RECORDS TO USE:
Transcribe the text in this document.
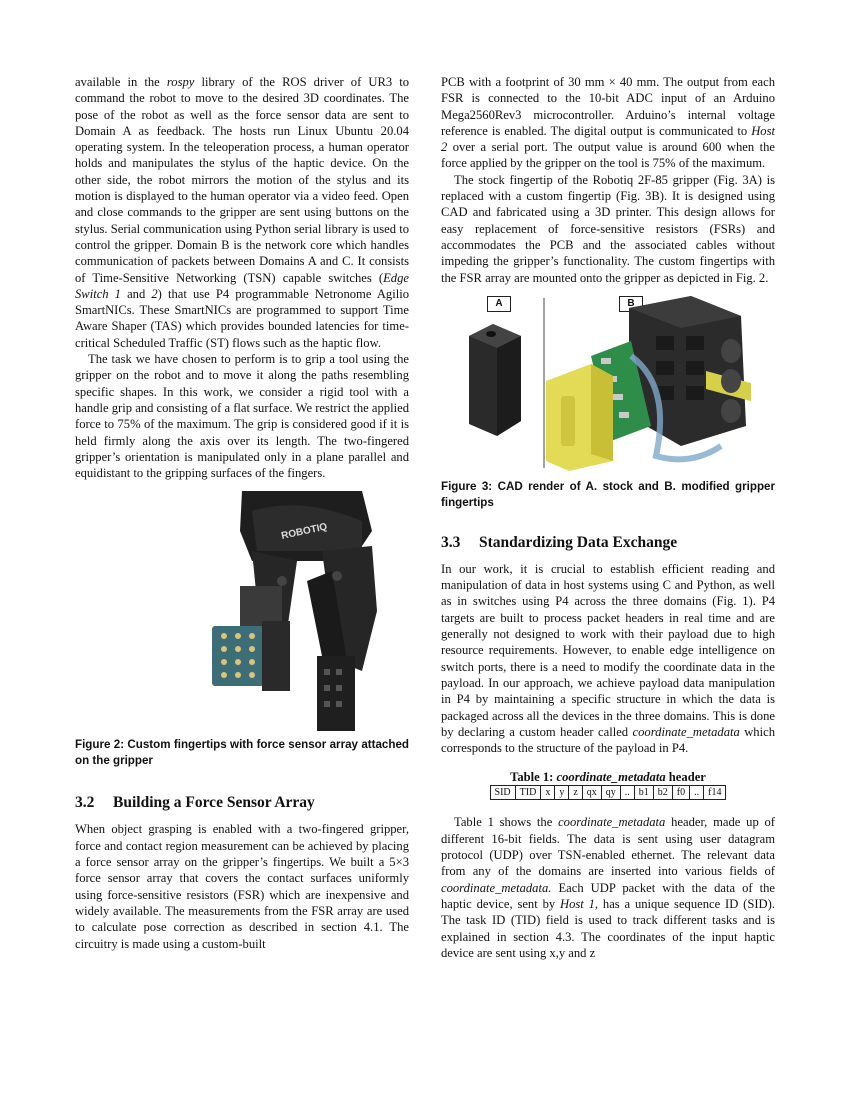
available in the rospy library of the ROS driver of UR3 to command the robot to move to the desired 3D coordinates. The pose of the robot as well as the force sensor data are sent to Domain A as feedback. The hosts run Linux Ubuntu 20.04 operating system. In the teleoperation process, a human operator holds and manipulates the stylus of the haptic device. On the other side, the robot mirrors the motion of the stylus and its motion is displayed to the human operator via a video feed. Open and close commands to the gripper are sent using buttons on the stylus. Serial communication using Python serial library is used to control the gripper. Domain B is the network core which handles communication of packets between Domains A and C. It consists of Time-Sensitive Networking (TSN) capable switches (Edge Switch 1 and 2) that use P4 programmable Netronome Agilio SmartNICs. These SmartNICs are programmed to support Time Aware Shaper (TAS) which provides bounded latencies for time-critical Scheduled Traffic (ST) flows such as the haptic flow.

The task we have chosen to perform is to grip a tool using the gripper on the robot and to move it along the paths resembling specific shapes. In this work, we consider a rigid tool with a handle grip and consisting of a flat surface. We restrict the applied force to 75% of the maximum. The grip is considered good if it is held firmly along the axis over its length. The two-fingered gripper’s orientation is manipulated only in a plane parallel and equidistant to the gripping surfaces of the fingers.

ROBOTIQ

Figure 2: Custom fingertips with force sensor array attached on the gripper

3.2 Building a Force Sensor Array

When object grasping is enabled with a two-fingered gripper, force and contact region measurement can be achieved by placing a force sensor array on the gripper’s fingertips. We built a 5×3 force sensor array that covers the contact surfaces uniformly using force-sensitive resistors (FSR) which are inexpensive and widely available. The measurements from the FSR array are used to calculate pose correction as described in section 4.1. The circuitry is made using a custom-built

PCB with a footprint of 30 mm × 40 mm. The output from each FSR is connected to the 10-bit ADC input of an Arduino Mega2560Rev3 microcontroller. Arduino’s internal voltage reference is enabled. The digital output is communicated to Host 2 over a serial port. The output value is around 600 when the force applied by the gripper on the tool is 75% of the maximum.

The stock fingertip of the Robotiq 2F-85 gripper (Fig. 3A) is replaced with a custom fingertip (Fig. 3B). It is designed using CAD and fabricated using a 3D printer. This design allows for easy replacement of force-sensitive resistors (FSRs) and accommodates the PCB and the associated cables without impeding the gripper’s functionality. The custom fingertips with the FSR array are mounted onto the gripper as depicted in Fig. 2.

A	B

Figure 3: CAD render of A. stock and B. modified gripper fingertips

3.3 Standardizing Data Exchange

In our work, it is crucial to establish efficient reading and manipulation of data in host systems using C and Python, as well as in switches using P4 across the three domains (Fig. 1). P4 targets are built to process packet headers in real time and are generally not designed to work with their payload due to high resource requirements. However, to enable edge intelligence on switch ports, there is a need to modify the coordinate data in the payload. In our approach, we achieve payload data manipulation in P4 by maintaining a specific structure in which the data is packaged across all the devices in the three domains. This is done by declaring a custom header called coordinate_metadata which corresponds to the structure of the payload in P4.

Table 1: coordinate_metadata header
SID	TID	x	y	z	qx	qy	..	b1	b2	f0	..	f14

Table 1 shows the coordinate_metadata header, made up of different 16-bit fields. The data is sent using user datagram protocol (UDP) over TSN-enabled ethernet. The relevant data from any of the domains are inserted into various fields of coordinate_metadata. Each UDP packet with the data of the haptic device, sent by Host 1, has a unique sequence ID (SID). The task ID (TID) field is used to track different tasks and is explained in section 4.3. The coordinates of the input haptic device are sent using x,y and z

WHAT YOU ARE ASKED TO DO: Pull every line containing "stock" out of the records.

EXERCISE ANSWER:
The stock fingertip of the Robotiq 2F-85 gripper (Fig. 3A) is replaced with a custom fingertip (Fig. 3B). It is designed using CAD and fabricated using a 3D printer. This design allows for easy replacement of force-sensitive resistors (FSRs) and accommodates the PCB and the associated cables without impeding the gripper’s functionality. The custom fingertips with the FSR array are mounted onto the gripper as depicted in Fig. 2.
Figure 3: CAD render of A. stock and B. modified gripper fingertips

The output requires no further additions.